#### ROWS:
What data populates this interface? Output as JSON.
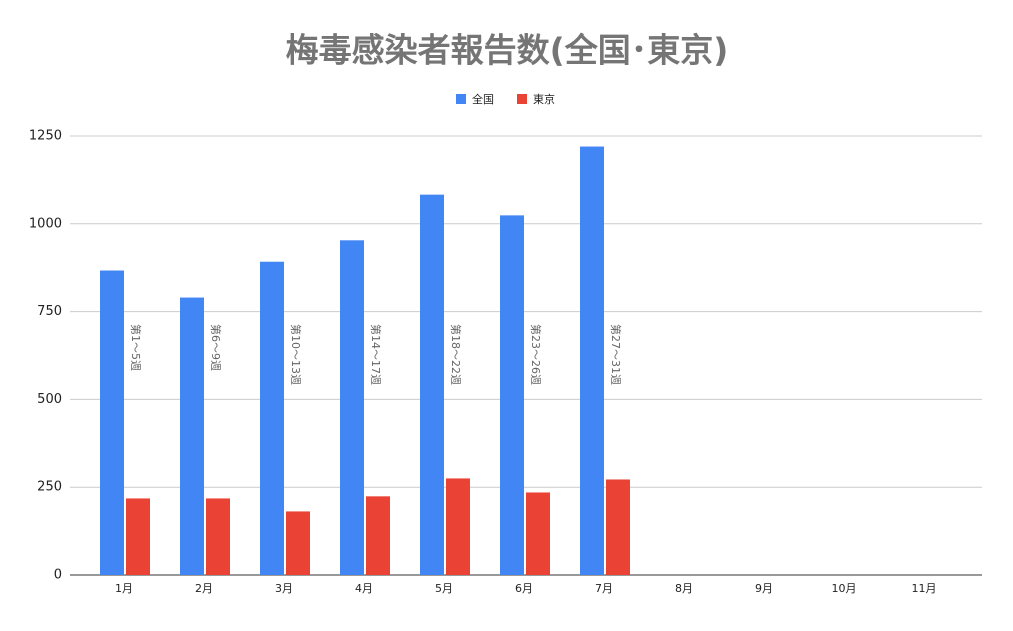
{
  "chart_data": {
    "type": "bar",
    "title": "梅毒感染者報告数(全国･東京)",
    "categories": [
      "1月",
      "2月",
      "3月",
      "4月",
      "5月",
      "6月",
      "7月",
      "8月",
      "9月",
      "10月",
      "11月"
    ],
    "series": [
      {
        "name": "全国",
        "color": "#4285f4",
        "values": [
          867,
          790,
          892,
          953,
          1083,
          1024,
          1220,
          null,
          null,
          null,
          null
        ]
      },
      {
        "name": "東京",
        "color": "#ea4335",
        "values": [
          218,
          218,
          181,
          224,
          275,
          235,
          272,
          null,
          null,
          null,
          null
        ]
      }
    ],
    "annotations": [
      "第1～5週",
      "第6～9週",
      "第10～13週",
      "第14～17週",
      "第18～22週",
      "第23～26週",
      "第27～31週"
    ],
    "ylim": [
      0,
      1250
    ],
    "yticks": [
      0,
      250,
      500,
      750,
      1000,
      1250
    ],
    "grid": true,
    "legend": "top"
  }
}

#### THE EXERCISE:
Omit every picture, then reproduce the rest of the listing exactly.

#### RESULT OF THIS EXERCISE:
What data populates this interface? Output as JSON.
{
  "chart_data": {
    "type": "bar",
    "title": "梅毒感染者報告数(全国･東京)",
    "categories": [
      "1月",
      "2月",
      "3月",
      "4月",
      "5月",
      "6月",
      "7月",
      "8月",
      "9月",
      "10月",
      "11月"
    ],
    "series": [
      {
        "name": "全国",
        "color": "#4285f4",
        "values": [
          867,
          790,
          892,
          953,
          1083,
          1024,
          1220,
          null,
          null,
          null,
          null
        ]
      },
      {
        "name": "東京",
        "color": "#ea4335",
        "values": [
          218,
          218,
          181,
          224,
          275,
          235,
          272,
          null,
          null,
          null,
          null
        ]
      }
    ],
    "annotations": [
      "第1～5週",
      "第6～9週",
      "第10～13週",
      "第14～17週",
      "第18～22週",
      "第23～26週",
      "第27～31週"
    ],
    "ylim": [
      0,
      1250
    ],
    "yticks": [
      0,
      250,
      500,
      750,
      1000,
      1250
    ],
    "grid": true,
    "legend": "top"
  }
}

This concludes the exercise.